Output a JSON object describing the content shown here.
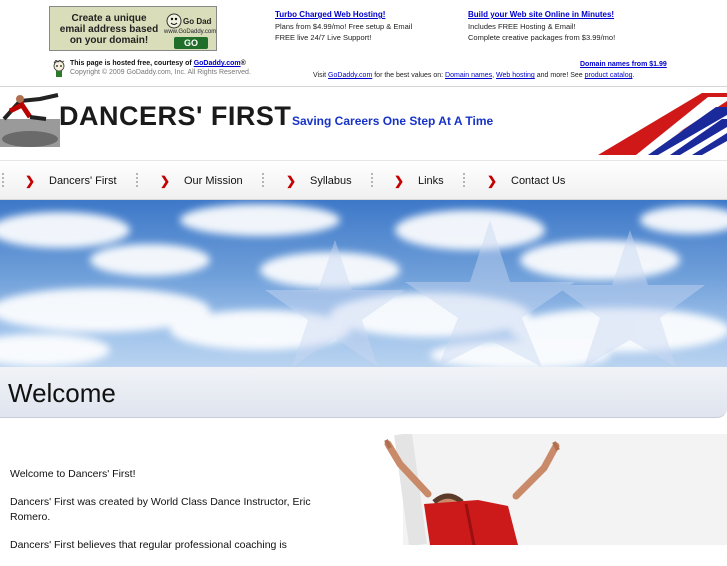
{
  "ad": {
    "banner_lines": [
      "Create a unique",
      "email address based",
      "on your domain!"
    ],
    "banner_logo": "Go Daddy",
    "banner_url": "www.GoDaddy.com",
    "banner_go": "GO",
    "col1": {
      "title": "Turbo Charged Web Hosting!",
      "line1": "Plans from $4.99/mo! Free setup & Email",
      "line2": "FREE live 24/7 Live Support!"
    },
    "col2": {
      "title": "Build your Web site Online in Minutes!",
      "line1": "Includes FREE Hosting & Email!",
      "line2": "Complete creative packages from $3.99/mo!"
    },
    "hosted_prefix": "This page is hosted free, courtesy of ",
    "hosted_link": "GoDaddy.com",
    "hosted_suffix": "®",
    "copyright": "Copyright © 2009 GoDaddy.com, Inc. All Rights Reserved.",
    "domain_promo": "Domain names from $1.99",
    "visit": {
      "prefix": "Visit ",
      "link1": "GoDaddy.com",
      "mid1": " for the best values on: ",
      "link2": "Domain names",
      "comma": ", ",
      "link3": "Web hosting",
      "mid2": " and more! See ",
      "link4": "product catalog",
      "end": "."
    }
  },
  "site": {
    "title": "DANCERS' FIRST",
    "tagline": "Saving Careers One Step At A Time"
  },
  "nav": [
    "Dancers' First",
    "Our Mission",
    "Syllabus",
    "Links",
    "Contact Us"
  ],
  "welcome": {
    "title": "Welcome"
  },
  "content": {
    "p1": "Welcome to Dancers' First!",
    "p2": "Dancers' First was created by World Class Dance Instructor, Eric Romero.",
    "p3": "Dancers' First believes that regular professional coaching is"
  },
  "colors": {
    "link": "#0000cc",
    "tagline": "#1733c7",
    "nav_chevron": "#c40000",
    "sky": "#3d78c8",
    "stripe_red": "#d01818",
    "stripe_blue": "#1a2a9a"
  }
}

----

Extract all the data above exactly, excluding every picture.

Output a JSON object describing the content shown here.
{
  "ad": {
    "banner_lines": [
      "Create a unique",
      "email address based",
      "on your domain!"
    ],
    "banner_logo": "Go Daddy",
    "banner_url": "www.GoDaddy.com",
    "banner_go": "GO",
    "col1": {
      "title": "Turbo Charged Web Hosting!",
      "line1": "Plans from $4.99/mo! Free setup & Email",
      "line2": "FREE live 24/7 Live Support!"
    },
    "col2": {
      "title": "Build your Web site Online in Minutes!",
      "line1": "Includes FREE Hosting & Email!",
      "line2": "Complete creative packages from $3.99/mo!"
    },
    "hosted_prefix": "This page is hosted free, courtesy of ",
    "hosted_link": "GoDaddy.com",
    "hosted_suffix": "®",
    "copyright": "Copyright © 2009 GoDaddy.com, Inc. All Rights Reserved.",
    "domain_promo": "Domain names from $1.99",
    "visit": {
      "prefix": "Visit ",
      "link1": "GoDaddy.com",
      "mid1": " for the best values on: ",
      "link2": "Domain names",
      "comma": ", ",
      "link3": "Web hosting",
      "mid2": " and more! See ",
      "link4": "product catalog",
      "end": "."
    }
  },
  "site": {
    "title": "DANCERS' FIRST",
    "tagline": "Saving Careers One Step At A Time"
  },
  "nav": [
    "Dancers' First",
    "Our Mission",
    "Syllabus",
    "Links",
    "Contact Us"
  ],
  "welcome": {
    "title": "Welcome"
  },
  "content": {
    "p1": "Welcome to Dancers' First!",
    "p2": "Dancers' First was created by World Class Dance Instructor, Eric Romero.",
    "p3": "Dancers' First believes that regular professional coaching is"
  },
  "colors": {
    "link": "#0000cc",
    "tagline": "#1733c7",
    "nav_chevron": "#c40000",
    "sky": "#3d78c8",
    "stripe_red": "#d01818",
    "stripe_blue": "#1a2a9a"
  }
}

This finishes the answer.